- **PROBLEM DETAILS**
Repeat every line of the listing below exactly, minus the pictures.

- **INPUT RECORDS**
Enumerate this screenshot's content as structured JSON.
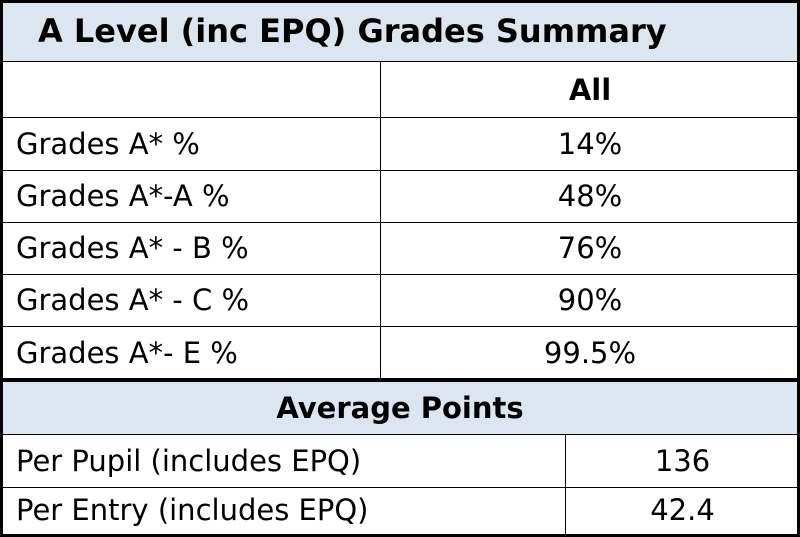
{
  "header": {
    "title": "A Level (inc EPQ) Grades Summary",
    "column": "All"
  },
  "grades": {
    "rows": [
      [
        "Grades A* %",
        "14%"
      ],
      [
        "Grades A*-A %",
        "48%"
      ],
      [
        "Grades A* - B %",
        "76%"
      ],
      [
        "Grades A* - C %",
        "90%"
      ],
      [
        "Grades A*- E %",
        "99.5%"
      ]
    ]
  },
  "points": {
    "title": "Average Points",
    "rows": [
      [
        "Per Pupil (includes EPQ)",
        "136"
      ],
      [
        "Per Entry (includes EPQ)",
        "42.4"
      ]
    ]
  }
}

- **TASK ANSWER**
Enumerate this screenshot's content as structured JSON.
{
  "header": {
    "title": "A Level (inc EPQ) Grades Summary",
    "column": "All"
  },
  "grades": {
    "rows": [
      [
        "Grades A* %",
        "14%"
      ],
      [
        "Grades A*-A %",
        "48%"
      ],
      [
        "Grades A* - B %",
        "76%"
      ],
      [
        "Grades A* - C %",
        "90%"
      ],
      [
        "Grades A*- E %",
        "99.5%"
      ]
    ]
  },
  "points": {
    "title": "Average Points",
    "rows": [
      [
        "Per Pupil (includes EPQ)",
        "136"
      ],
      [
        "Per Entry (includes EPQ)",
        "42.4"
      ]
    ]
  }
}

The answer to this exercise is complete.